• Challenge: Copy out all of the material exactly as presented.

• Data entries:

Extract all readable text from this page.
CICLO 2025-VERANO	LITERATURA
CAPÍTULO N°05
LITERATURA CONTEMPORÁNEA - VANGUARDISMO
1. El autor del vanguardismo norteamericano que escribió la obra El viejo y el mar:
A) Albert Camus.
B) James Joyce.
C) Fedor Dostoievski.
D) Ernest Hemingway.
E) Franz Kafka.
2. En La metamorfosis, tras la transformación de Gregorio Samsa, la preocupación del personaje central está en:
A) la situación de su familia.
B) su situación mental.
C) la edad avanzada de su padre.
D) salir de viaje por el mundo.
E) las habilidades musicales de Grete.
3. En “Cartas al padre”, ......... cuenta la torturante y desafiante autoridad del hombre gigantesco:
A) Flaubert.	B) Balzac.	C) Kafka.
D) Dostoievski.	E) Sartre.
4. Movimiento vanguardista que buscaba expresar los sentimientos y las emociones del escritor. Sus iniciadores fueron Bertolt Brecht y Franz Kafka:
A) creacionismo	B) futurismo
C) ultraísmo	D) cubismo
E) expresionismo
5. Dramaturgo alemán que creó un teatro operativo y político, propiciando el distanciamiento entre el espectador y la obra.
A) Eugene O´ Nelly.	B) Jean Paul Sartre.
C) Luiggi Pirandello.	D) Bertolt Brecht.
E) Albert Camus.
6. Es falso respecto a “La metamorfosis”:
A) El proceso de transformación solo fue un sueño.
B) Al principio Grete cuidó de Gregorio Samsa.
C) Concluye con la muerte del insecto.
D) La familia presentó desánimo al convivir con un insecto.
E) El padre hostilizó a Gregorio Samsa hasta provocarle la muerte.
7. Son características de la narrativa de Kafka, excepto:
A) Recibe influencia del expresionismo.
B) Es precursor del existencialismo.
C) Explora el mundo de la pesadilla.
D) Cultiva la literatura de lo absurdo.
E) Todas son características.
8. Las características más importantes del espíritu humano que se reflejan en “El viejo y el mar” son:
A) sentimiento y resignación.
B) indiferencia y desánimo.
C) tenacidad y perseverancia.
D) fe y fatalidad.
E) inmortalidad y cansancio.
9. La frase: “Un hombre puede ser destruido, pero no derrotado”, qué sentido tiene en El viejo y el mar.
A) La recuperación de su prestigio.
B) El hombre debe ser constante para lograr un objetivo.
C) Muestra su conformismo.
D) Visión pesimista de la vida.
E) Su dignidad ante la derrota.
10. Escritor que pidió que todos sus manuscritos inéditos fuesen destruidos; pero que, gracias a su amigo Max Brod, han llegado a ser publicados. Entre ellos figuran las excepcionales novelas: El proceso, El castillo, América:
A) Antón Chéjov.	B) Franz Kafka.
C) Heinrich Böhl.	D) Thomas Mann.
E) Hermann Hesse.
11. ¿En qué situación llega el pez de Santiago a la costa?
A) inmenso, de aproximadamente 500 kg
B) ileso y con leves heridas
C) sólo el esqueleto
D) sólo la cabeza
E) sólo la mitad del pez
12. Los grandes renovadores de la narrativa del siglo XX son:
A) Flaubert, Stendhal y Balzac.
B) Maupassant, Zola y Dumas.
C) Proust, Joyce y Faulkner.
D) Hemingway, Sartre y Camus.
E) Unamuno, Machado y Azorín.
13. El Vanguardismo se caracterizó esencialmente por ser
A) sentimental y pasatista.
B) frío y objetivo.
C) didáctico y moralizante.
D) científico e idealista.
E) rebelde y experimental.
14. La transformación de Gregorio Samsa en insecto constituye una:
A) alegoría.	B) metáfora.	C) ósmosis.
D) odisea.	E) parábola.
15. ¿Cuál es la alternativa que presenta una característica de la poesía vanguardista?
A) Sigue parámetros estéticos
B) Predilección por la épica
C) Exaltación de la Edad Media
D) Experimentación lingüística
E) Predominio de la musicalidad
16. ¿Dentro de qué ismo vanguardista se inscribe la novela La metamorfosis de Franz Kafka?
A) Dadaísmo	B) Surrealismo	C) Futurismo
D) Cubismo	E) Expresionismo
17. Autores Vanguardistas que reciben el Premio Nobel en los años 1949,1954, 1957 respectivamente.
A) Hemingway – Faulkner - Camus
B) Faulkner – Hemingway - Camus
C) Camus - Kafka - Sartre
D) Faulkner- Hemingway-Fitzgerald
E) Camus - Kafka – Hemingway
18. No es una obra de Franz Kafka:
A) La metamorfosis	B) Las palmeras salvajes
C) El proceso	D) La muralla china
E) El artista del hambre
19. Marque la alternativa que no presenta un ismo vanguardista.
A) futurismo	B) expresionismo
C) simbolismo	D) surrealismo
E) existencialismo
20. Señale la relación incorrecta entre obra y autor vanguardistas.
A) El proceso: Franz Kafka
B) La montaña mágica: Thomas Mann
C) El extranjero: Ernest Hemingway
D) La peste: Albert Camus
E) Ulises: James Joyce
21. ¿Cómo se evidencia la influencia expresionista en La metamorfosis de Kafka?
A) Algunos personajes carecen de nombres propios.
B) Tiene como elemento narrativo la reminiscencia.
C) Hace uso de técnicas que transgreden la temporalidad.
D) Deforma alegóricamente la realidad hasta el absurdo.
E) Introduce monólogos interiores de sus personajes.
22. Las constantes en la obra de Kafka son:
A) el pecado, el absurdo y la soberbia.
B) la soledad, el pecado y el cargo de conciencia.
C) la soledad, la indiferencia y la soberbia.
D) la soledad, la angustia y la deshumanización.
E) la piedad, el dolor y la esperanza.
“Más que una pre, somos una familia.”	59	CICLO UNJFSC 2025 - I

• Response to the task:
Extract all readable text from this page.
CICLO 2025-VERANO	LITERATURA
CAPÍTULO N°05
LITERATURA CONTEMPORÁNEA - VANGUARDISMO
1. El autor del vanguardismo norteamericano que escribió la obra El viejo y el mar:
A) Albert Camus.
B) James Joyce.
C) Fedor Dostoievski.
D) Ernest Hemingway.
E) Franz Kafka.
2. En La metamorfosis, tras la transformación de Gregorio Samsa, la preocupación del personaje central está en:
A) la situación de su familia.
B) su situación mental.
C) la edad avanzada de su padre.
D) salir de viaje por el mundo.
E) las habilidades musicales de Grete.
3. En “Cartas al padre”, ......... cuenta la torturante y desafiante autoridad del hombre gigantesco:
A) Flaubert.	B) Balzac.	C) Kafka.
D) Dostoievski.	E) Sartre.
4. Movimiento vanguardista que buscaba expresar los sentimientos y las emociones del escritor. Sus iniciadores fueron Bertolt Brecht y Franz Kafka:
A) creacionismo	B) futurismo
C) ultraísmo	D) cubismo
E) expresionismo
5. Dramaturgo alemán que creó un teatro operativo y político, propiciando el distanciamiento entre el espectador y la obra.
A) Eugene O´ Nelly.	B) Jean Paul Sartre.
C) Luiggi Pirandello.	D) Bertolt Brecht.
E) Albert Camus.
6. Es falso respecto a “La metamorfosis”:
A) El proceso de transformación solo fue un sueño.
B) Al principio Grete cuidó de Gregorio Samsa.
C) Concluye con la muerte del insecto.
D) La familia presentó desánimo al convivir con un insecto.
E) El padre hostilizó a Gregorio Samsa hasta provocarle la muerte.
7. Son características de la narrativa de Kafka, excepto:
A) Recibe influencia del expresionismo.
B) Es precursor del existencialismo.
C) Explora el mundo de la pesadilla.
D) Cultiva la literatura de lo absurdo.
E) Todas son características.
8. Las características más importantes del espíritu humano que se reflejan en “El viejo y el mar” son:
A) sentimiento y resignación.
B) indiferencia y desánimo.
C) tenacidad y perseverancia.
D) fe y fatalidad.
E) inmortalidad y cansancio.
9. La frase: “Un hombre puede ser destruido, pero no derrotado”, qué sentido tiene en El viejo y el mar.
A) La recuperación de su prestigio.
B) El hombre debe ser constante para lograr un objetivo.
C) Muestra su conformismo.
D) Visión pesimista de la vida.
E) Su dignidad ante la derrota.
10. Escritor que pidió que todos sus manuscritos inéditos fuesen destruidos; pero que, gracias a su amigo Max Brod, han llegado a ser publicados. Entre ellos figuran las excepcionales novelas: El proceso, El castillo, América:
A) Antón Chéjov.	B) Franz Kafka.
C) Heinrich Böhl.	D) Thomas Mann.
E) Hermann Hesse.
11. ¿En qué situación llega el pez de Santiago a la costa?
A) inmenso, de aproximadamente 500 kg
B) ileso y con leves heridas
C) sólo el esqueleto
D) sólo la cabeza
E) sólo la mitad del pez
12. Los grandes renovadores de la narrativa del siglo XX son:
A) Flaubert, Stendhal y Balzac.
B) Maupassant, Zola y Dumas.
C) Proust, Joyce y Faulkner.
D) Hemingway, Sartre y Camus.
E) Unamuno, Machado y Azorín.
13. El Vanguardismo se caracterizó esencialmente por ser
A) sentimental y pasatista.
B) frío y objetivo.
C) didáctico y moralizante.
D) científico e idealista.
E) rebelde y experimental.
14. La transformación de Gregorio Samsa en insecto constituye una:
A) alegoría.	B) metáfora.	C) ósmosis.
D) odisea.	E) parábola.
15. ¿Cuál es la alternativa que presenta una característica de la poesía vanguardista?
A) Sigue parámetros estéticos
B) Predilección por la épica
C) Exaltación de la Edad Media
D) Experimentación lingüística
E) Predominio de la musicalidad
16. ¿Dentro de qué ismo vanguardista se inscribe la novela La metamorfosis de Franz Kafka?
A) Dadaísmo	B) Surrealismo	C) Futurismo
D) Cubismo	E) Expresionismo
17. Autores Vanguardistas que reciben el Premio Nobel en los años 1949,1954, 1957 respectivamente.
A) Hemingway – Faulkner - Camus
B) Faulkner – Hemingway - Camus
C) Camus - Kafka - Sartre
D) Faulkner- Hemingway-Fitzgerald
E) Camus - Kafka – Hemingway
18. No es una obra de Franz Kafka:
A) La metamorfosis	B) Las palmeras salvajes
C) El proceso	D) La muralla china
E) El artista del hambre
19. Marque la alternativa que no presenta un ismo vanguardista.
A) futurismo	B) expresionismo
C) simbolismo	D) surrealismo
E) existencialismo
20. Señale la relación incorrecta entre obra y autor vanguardistas.
A) El proceso: Franz Kafka
B) La montaña mágica: Thomas Mann
C) El extranjero: Ernest Hemingway
D) La peste: Albert Camus
E) Ulises: James Joyce
21. ¿Cómo se evidencia la influencia expresionista en La metamorfosis de Kafka?
A) Algunos personajes carecen de nombres propios.
B) Tiene como elemento narrativo la reminiscencia.
C) Hace uso de técnicas que transgreden la temporalidad.
D) Deforma alegóricamente la realidad hasta el absurdo.
E) Introduce monólogos interiores de sus personajes.
22. Las constantes en la obra de Kafka son:
A) el pecado, el absurdo y la soberbia.
B) la soledad, el pecado y el cargo de conciencia.
C) la soledad, la indiferencia y la soberbia.
D) la soledad, la angustia y la deshumanización.
E) la piedad, el dolor y la esperanza.
“Más que una pre, somos una familia.”	59	CICLO UNJFSC 2025 - I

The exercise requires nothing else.